_EXERCISE DIRECTIONS:_
Count the lines in the data below that contain the string "checked" and reply with that number alone.

_DATASET EXTRACT:_
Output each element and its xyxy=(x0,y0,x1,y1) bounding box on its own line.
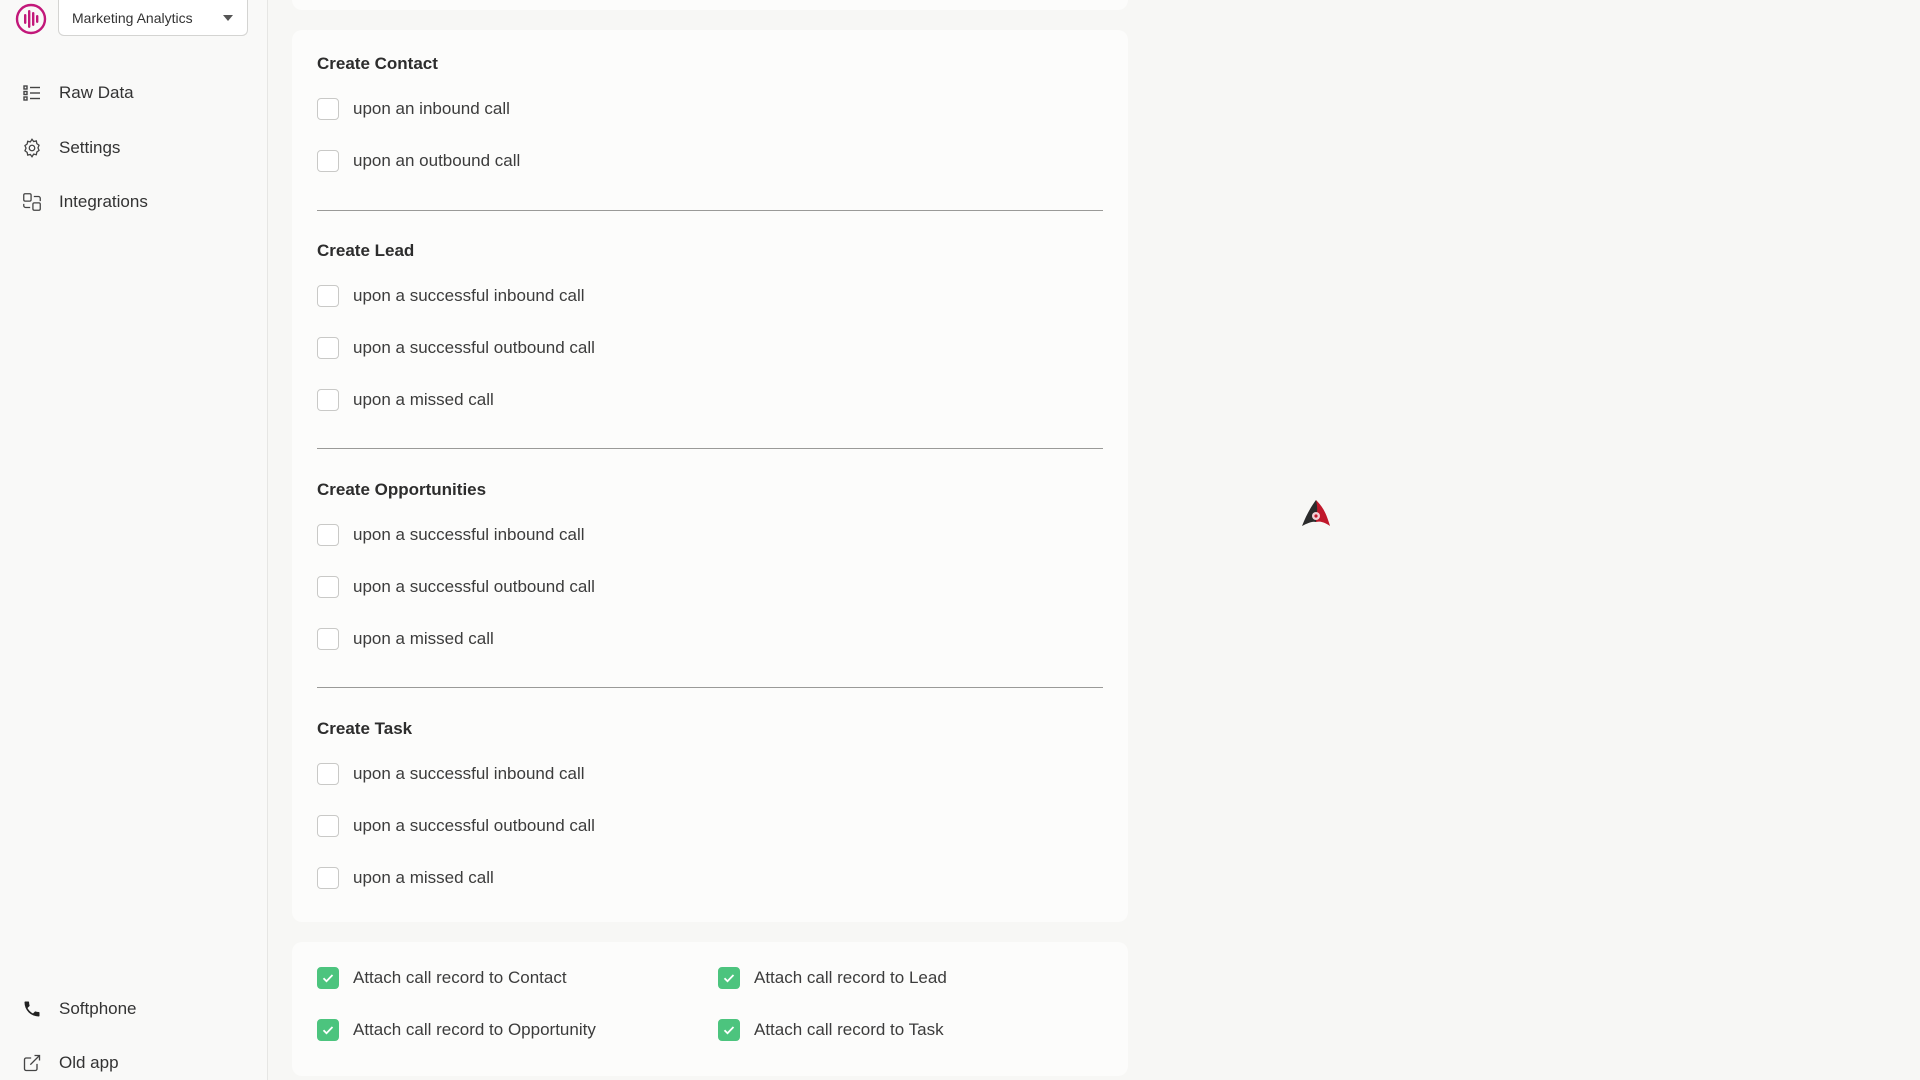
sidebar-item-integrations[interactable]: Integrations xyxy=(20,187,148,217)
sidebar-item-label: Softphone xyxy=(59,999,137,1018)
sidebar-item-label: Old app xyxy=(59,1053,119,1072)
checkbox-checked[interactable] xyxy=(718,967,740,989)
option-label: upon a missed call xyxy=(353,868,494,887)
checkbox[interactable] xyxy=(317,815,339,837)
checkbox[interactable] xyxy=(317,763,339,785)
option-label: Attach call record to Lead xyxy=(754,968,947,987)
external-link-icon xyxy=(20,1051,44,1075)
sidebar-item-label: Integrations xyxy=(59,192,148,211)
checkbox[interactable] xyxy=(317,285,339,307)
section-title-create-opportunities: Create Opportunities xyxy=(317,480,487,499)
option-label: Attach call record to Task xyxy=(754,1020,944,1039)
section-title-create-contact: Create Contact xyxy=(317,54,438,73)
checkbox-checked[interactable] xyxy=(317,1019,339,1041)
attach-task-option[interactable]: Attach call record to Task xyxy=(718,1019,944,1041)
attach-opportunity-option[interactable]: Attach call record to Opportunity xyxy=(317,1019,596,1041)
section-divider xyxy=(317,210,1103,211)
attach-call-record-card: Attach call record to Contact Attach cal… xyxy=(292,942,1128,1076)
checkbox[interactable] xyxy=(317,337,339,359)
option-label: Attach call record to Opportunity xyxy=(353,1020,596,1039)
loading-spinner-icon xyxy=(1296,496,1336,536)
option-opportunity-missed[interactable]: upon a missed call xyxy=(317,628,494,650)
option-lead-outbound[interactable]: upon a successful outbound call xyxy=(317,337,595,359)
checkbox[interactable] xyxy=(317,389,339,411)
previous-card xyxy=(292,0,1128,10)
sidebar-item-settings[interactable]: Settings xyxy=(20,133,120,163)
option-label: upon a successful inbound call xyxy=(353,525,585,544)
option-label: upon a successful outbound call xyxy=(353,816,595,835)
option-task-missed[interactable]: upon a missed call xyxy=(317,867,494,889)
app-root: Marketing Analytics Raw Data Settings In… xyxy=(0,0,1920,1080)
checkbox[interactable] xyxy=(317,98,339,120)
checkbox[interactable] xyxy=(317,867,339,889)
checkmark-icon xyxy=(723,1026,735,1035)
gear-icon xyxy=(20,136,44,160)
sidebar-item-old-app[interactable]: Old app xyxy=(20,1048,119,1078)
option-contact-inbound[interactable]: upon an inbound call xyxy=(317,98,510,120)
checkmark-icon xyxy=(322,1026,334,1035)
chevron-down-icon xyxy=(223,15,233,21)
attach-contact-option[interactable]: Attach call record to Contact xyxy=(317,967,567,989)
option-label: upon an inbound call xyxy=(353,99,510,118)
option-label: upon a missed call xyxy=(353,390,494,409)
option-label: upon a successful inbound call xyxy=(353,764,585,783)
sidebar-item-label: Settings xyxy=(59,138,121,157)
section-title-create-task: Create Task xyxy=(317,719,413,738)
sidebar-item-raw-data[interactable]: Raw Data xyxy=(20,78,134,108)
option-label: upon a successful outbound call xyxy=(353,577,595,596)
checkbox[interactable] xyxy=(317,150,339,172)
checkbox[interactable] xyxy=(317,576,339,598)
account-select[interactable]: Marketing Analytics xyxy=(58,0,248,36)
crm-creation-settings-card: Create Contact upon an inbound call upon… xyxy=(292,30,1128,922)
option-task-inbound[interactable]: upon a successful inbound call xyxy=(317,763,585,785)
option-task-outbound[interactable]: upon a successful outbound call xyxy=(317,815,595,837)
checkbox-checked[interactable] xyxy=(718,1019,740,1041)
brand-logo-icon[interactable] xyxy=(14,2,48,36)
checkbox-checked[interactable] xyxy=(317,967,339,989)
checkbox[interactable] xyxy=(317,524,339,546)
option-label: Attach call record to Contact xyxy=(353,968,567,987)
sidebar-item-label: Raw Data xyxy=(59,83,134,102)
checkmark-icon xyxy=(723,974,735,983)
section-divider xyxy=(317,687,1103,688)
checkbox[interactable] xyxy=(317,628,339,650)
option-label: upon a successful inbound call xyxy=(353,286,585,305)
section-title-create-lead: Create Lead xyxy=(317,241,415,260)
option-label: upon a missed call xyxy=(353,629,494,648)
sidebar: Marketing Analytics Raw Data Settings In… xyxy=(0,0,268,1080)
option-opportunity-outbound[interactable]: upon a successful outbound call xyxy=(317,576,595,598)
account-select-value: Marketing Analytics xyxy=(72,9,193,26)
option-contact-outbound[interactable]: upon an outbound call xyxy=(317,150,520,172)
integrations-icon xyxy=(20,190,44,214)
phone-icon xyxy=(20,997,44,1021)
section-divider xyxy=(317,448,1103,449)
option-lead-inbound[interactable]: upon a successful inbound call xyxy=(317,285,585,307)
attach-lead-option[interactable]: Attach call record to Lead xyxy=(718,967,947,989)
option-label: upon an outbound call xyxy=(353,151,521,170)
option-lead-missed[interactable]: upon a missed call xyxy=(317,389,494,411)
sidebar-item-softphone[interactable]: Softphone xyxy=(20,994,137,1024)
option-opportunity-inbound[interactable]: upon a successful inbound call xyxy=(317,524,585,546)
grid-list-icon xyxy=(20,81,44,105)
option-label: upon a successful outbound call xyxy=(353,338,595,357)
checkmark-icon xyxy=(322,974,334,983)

_TASK SOLUTION:_
4